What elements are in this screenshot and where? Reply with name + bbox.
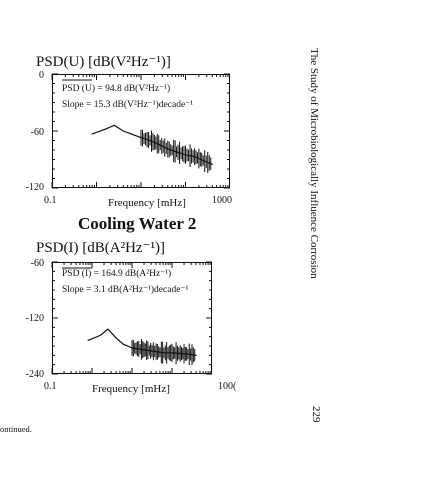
chart-2-annotation-psd: PSD (I) = 164.9 dB(A²Hz⁻¹) xyxy=(62,269,172,279)
chart-2-data-point xyxy=(87,339,89,341)
chart-2-ylabel: PSD(I) [dB(A²Hz⁻¹)] xyxy=(36,240,165,256)
chart-2-xlabel: Frequency [mHz] xyxy=(92,383,170,395)
chart-2-data-point xyxy=(139,348,141,350)
running-head: The Study of Microbiologically Influence… xyxy=(308,48,320,279)
chart-1-xtick-right: 1000 xyxy=(212,195,232,206)
chart-2-data-point xyxy=(122,343,124,345)
chart-1-xlabel: Frequency [mHz] xyxy=(108,197,186,209)
chart-1-data-point xyxy=(149,139,151,142)
chart-2-ytick-mid: -120 xyxy=(25,313,44,324)
chart-2-ytick-bottom: -240 xyxy=(25,369,44,380)
chart-2-plot xyxy=(51,261,212,375)
chart-1-data-point xyxy=(184,154,187,156)
chart-2-xtick-left: 0.1 xyxy=(44,381,57,392)
chart-1-data-point xyxy=(202,159,204,162)
page-number: 229 xyxy=(310,406,322,423)
chart-1-data-point xyxy=(193,156,196,158)
chart-1-ytick-top: 0 xyxy=(39,70,44,81)
chart-2-data-point xyxy=(163,352,165,354)
chart-2-xtick-right: 100( xyxy=(218,381,237,392)
chart-1-ylabel: PSD(U) [dB(V²Hz⁻¹)] xyxy=(36,54,171,70)
chart-1-data-point xyxy=(140,137,142,139)
chart-2-data-point xyxy=(179,352,181,355)
chart-1-data-point xyxy=(91,133,93,135)
chart-1-annotation-slope: Slope = 15.3 dB(V²Hz⁻¹)decade⁻¹ xyxy=(62,100,194,110)
chart-1-data-point xyxy=(158,143,160,145)
chart-1-ytick-bottom: -120 xyxy=(25,182,44,193)
chart-1-data-point xyxy=(113,124,115,126)
chart-1-data-point xyxy=(175,151,178,153)
chart-1-data-point xyxy=(211,163,213,165)
chart-1-xtick-left: 0.1 xyxy=(44,195,57,206)
chart-1-data-point xyxy=(122,130,124,132)
chart-1-ytick-mid: -60 xyxy=(30,127,44,138)
chart-1-data-point xyxy=(167,148,169,150)
chart-2-data-point xyxy=(187,353,189,355)
chart-2-data-point xyxy=(131,347,133,349)
chart-2-data-point xyxy=(99,334,101,337)
chart-2-data-point xyxy=(195,354,197,356)
section-title: Cooling Water 2 xyxy=(78,214,197,233)
chart-2-data-point xyxy=(107,328,109,330)
chart-2-data-point xyxy=(171,352,173,354)
chart-2-data-point xyxy=(155,351,157,353)
chart-1-data-point xyxy=(104,128,107,130)
chart-2-ytick-top: -60 xyxy=(30,258,44,269)
chart-1-annotation-psd: PSD (U) = 94.8 dB(V²Hz⁻¹) xyxy=(62,84,171,94)
figure-caption-fragment: ontinued. xyxy=(0,424,32,434)
chart-2-data-point xyxy=(115,337,117,339)
chart-2-data-point xyxy=(147,349,149,351)
chart-1-plot xyxy=(51,73,230,189)
chart-2-annotation-slope: Slope = 3.1 dB(A²Hz⁻¹)decade⁻¹ xyxy=(62,285,189,295)
chart-1-data-point xyxy=(130,133,132,135)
──────
What you will do:
Copy out the rows above again, renaming every "data-point" to "marker" and keeping everything else the same. Leave out the pictures.

Output for this task:
What elements are in this screenshot and where? Reply with name + bbox.
chart-2-annotation-psd: PSD (I) = 164.9 dB(A²Hz⁻¹) xyxy=(62,269,172,279)
chart-2-marker xyxy=(87,339,89,341)
chart-2-ylabel: PSD(I) [dB(A²Hz⁻¹)] xyxy=(36,240,165,256)
chart-2-xlabel: Frequency [mHz] xyxy=(92,383,170,395)
chart-2-marker xyxy=(139,348,141,350)
running-head: The Study of Microbiologically Influence… xyxy=(308,48,320,279)
chart-1-xtick-right: 1000 xyxy=(212,195,232,206)
chart-2-marker xyxy=(122,343,124,345)
chart-1-xlabel: Frequency [mHz] xyxy=(108,197,186,209)
chart-1-marker xyxy=(149,139,151,142)
chart-2-ytick-mid: -120 xyxy=(25,313,44,324)
chart-2-ytick-bottom: -240 xyxy=(25,369,44,380)
chart-2-plot xyxy=(51,261,212,375)
chart-1-marker xyxy=(184,154,187,156)
chart-2-xtick-left: 0.1 xyxy=(44,381,57,392)
chart-1-marker xyxy=(202,159,204,162)
page-number: 229 xyxy=(310,406,322,423)
chart-1-marker xyxy=(193,156,196,158)
chart-1-ytick-top: 0 xyxy=(39,70,44,81)
chart-2-marker xyxy=(163,352,165,354)
chart-2-xtick-right: 100( xyxy=(218,381,237,392)
chart-1-ylabel: PSD(U) [dB(V²Hz⁻¹)] xyxy=(36,54,171,70)
chart-1-marker xyxy=(140,137,142,139)
chart-2-marker xyxy=(179,352,181,355)
chart-1-marker xyxy=(91,133,93,135)
chart-1-annotation-slope: Slope = 15.3 dB(V²Hz⁻¹)decade⁻¹ xyxy=(62,100,194,110)
chart-1-marker xyxy=(158,143,160,145)
chart-1-ytick-bottom: -120 xyxy=(25,182,44,193)
chart-1-marker xyxy=(113,124,115,126)
chart-1-marker xyxy=(175,151,178,153)
chart-1-marker xyxy=(211,163,213,165)
chart-1-xtick-left: 0.1 xyxy=(44,195,57,206)
chart-1-marker xyxy=(122,130,124,132)
chart-1-ytick-mid: -60 xyxy=(30,127,44,138)
chart-1-marker xyxy=(167,148,169,150)
chart-2-marker xyxy=(187,353,189,355)
chart-2-marker xyxy=(131,347,133,349)
chart-2-marker xyxy=(99,334,101,337)
chart-2-marker xyxy=(195,354,197,356)
section-title: Cooling Water 2 xyxy=(78,214,197,233)
chart-2-marker xyxy=(107,328,109,330)
chart-2-marker xyxy=(171,352,173,354)
chart-2-marker xyxy=(155,351,157,353)
chart-1-marker xyxy=(104,128,107,130)
chart-2-ytick-top: -60 xyxy=(30,258,44,269)
chart-1-annotation-psd: PSD (U) = 94.8 dB(V²Hz⁻¹) xyxy=(62,84,171,94)
figure-caption-fragment: ontinued. xyxy=(0,424,32,434)
chart-2-marker xyxy=(115,337,117,339)
chart-2-marker xyxy=(147,349,149,351)
chart-1-plot xyxy=(51,73,230,189)
chart-2-annotation-slope: Slope = 3.1 dB(A²Hz⁻¹)decade⁻¹ xyxy=(62,285,189,295)
chart-1-marker xyxy=(130,133,132,135)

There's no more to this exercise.